◆ **TEXTO FUENTE**:

^^^^

El descontento y el odio generado por la actuación romana, especialmente por la
desidia y el desprecio demostrado por sus representantes oficiales, estallaron
de forma dramática con motivo del último intento de combatir la hegemonía
romana en Oriente que tuvo lugar a comienzos del siglo I a.C. Su protagonista
destacado fue Mitrídates VI, el rey del Ponto, una de las monarquías
helenísticas menores que habían ido surgiendo de la descomposición progresiva
del gigantesco estado seléucida a lo largo de los últimos tiempos. El impetuoso
y sagaz monarca guardaba un profundo rencor a los romanos por la
desconsideración que habían demostrado hacia su padre al haberle desposeído de
algunas de las regiones anatolias a cuya posesión aspiraba, a pesar de que
había prestado toda su colaboración en la represión de la rebelión de
Aristónico en el 133 a.C, cuando un pretendiente ilegítimo había intentado sin
éxito restaurar la dinastia atálida en el trono de Pérgamo después de que su
último ley legara el reino a Roma. Mitrídates trató de engrosar sus filas con
todos los griegos de las ciudades de Asia Menor presentándose como el nuevo
salvador capaz de liberarlas de sus nuevos opresores. Su proclama, que instaba
a dar muerte a todos los romanos residentes en la zona, fue seguida de forma
masiva en muchas de estas ciudades con desastrosas y trágicas consecuencias,
primero para los muchos romanos e itálicos que fueron víctimas inocentes de la
violencia indiscriminada y después para los propios verdugos, que pagaron con
creces su acto de rebeldía con la implacable represión posterior llevada a cabo
por el sanguinario Sila. Este trágico y fatal acontecimiento, conocido como las
«vísperas asiáticas», demuestra la difusión e intensidad del odio que se había
acumulado contra Roma en aquellas regiones. Este descontento alcanzó también a
la mismísima Atenas, que secundó de forma entusiasta y mayoritaria la
iniciativa de Mitrídates. Aunque la violencia no alcanzó el grado de Asia
Menor, la rabia contra Roma fue la responsable de la masacre de ciudadanos
itálicos en Delos. Al igual que Asia, Atenas también sufrió en sus carnes la
represión de Sila, que asedió la ciudad y causó importantes destrozos en ella
con sus acciones de pillaje.

^^^^

◆ **DATOS PROPORCIONADOS**:

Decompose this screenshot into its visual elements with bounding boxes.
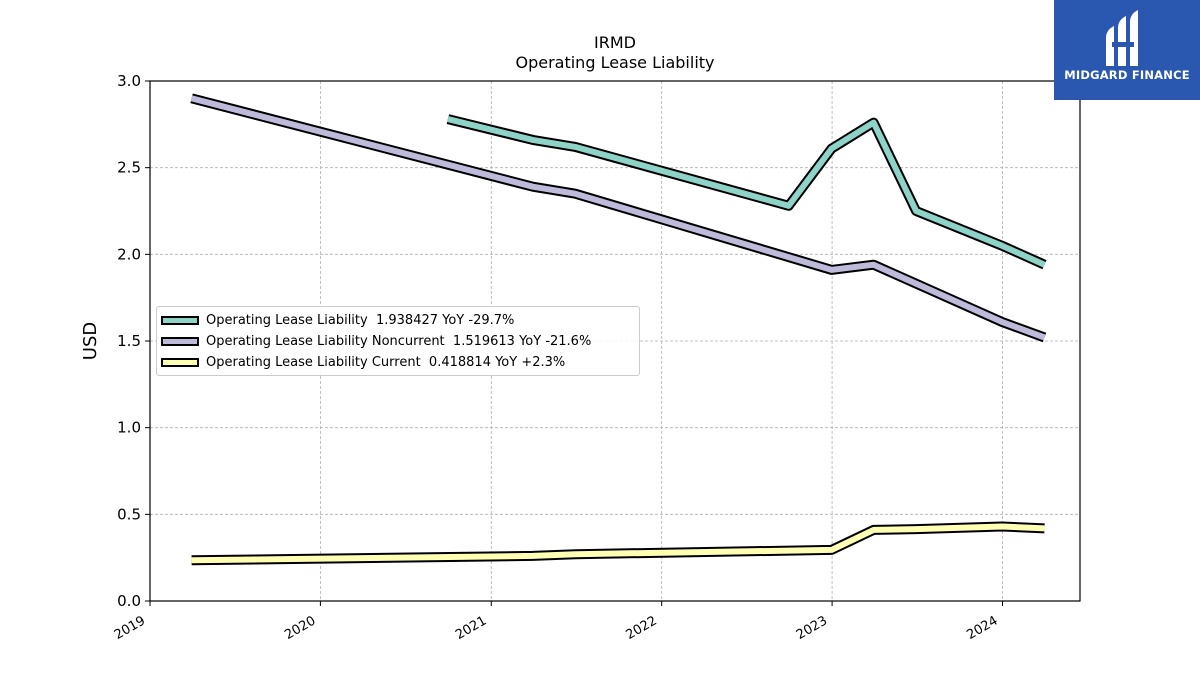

^^^^

◆ **TAREAS**:
A - Responde estas preguntas sobre el texto de Mitrídates:
(i) ¿De qué reino era rey Mitrídates VI?
(ii) ¿Qué nombre recibe el acontecimiento en que muchos romanos e itálicos murieron en las ciudades de Asia Menor?
(iii) ¿Dónde fueron masacrados ciudadanos itálicos por la rabia contra Roma?
B - ¿Puedes seguir escribiendo el texto de Mitrídates a partir de su última oración?
No hace falta consultar los datos.

◆ **RESPUESTAS**:
A -
(i) Del Ponto.
(ii) Las «vísperas asiáticas».
(iii) En Delos.

B -
Los saqueos
de obras de arte griegas existentes en las ciudades o en los grandes santuarios
panhelénicos y en otros de menor entidad fueron una de las secuelas más
habituales de los sucesivos triunfos romanos en Grecia. Las acciones de Mumio,
el vencedor de los aqueos en Corinto, y de Sila en Atenas son quizá las más
emblemáticas en este sentido por la cantidad del botín conseguido y por el
talante demostrado en el curso de la expoliación. La escena descrita por
Plutarco en la que unos soldados romanos juegan a los dado sobre una pintura
griega que hacían servir a modo de tapete ilustra la actitud y el respeto que los
saqueadores mostraban hacia tales productos del ingenio griego. Esta forma de
proceder ya había sido puesta anteriormente en práctica en las ciudades griegas
del sur de Italia y Sicilia, con el saqueo de Siracusa por Marcelo, que acarreó
entre otras pérdidas irremediables la propia muerte del inefable Arquímedes a
manos de un soldado romano que desconocía la envergadura de su víctima
ocasional. Ciudades como Atenas y Corinto o santuarios de la talla de Delfos y
Olimpia, que eran centros emblemáticos de la civilización griega, sufrieron
estas consecuencias y quedaron profundamente mermados en su riqueza
patrimonial. Pero las acciones de saqueo afectaron también a otros lugares de
la geografía griega que contaban aparentemente con un menor peso específico dentro
del conjunto general como Tegea, Tespias, Argos, Tritea, Faras o Alalcómenas.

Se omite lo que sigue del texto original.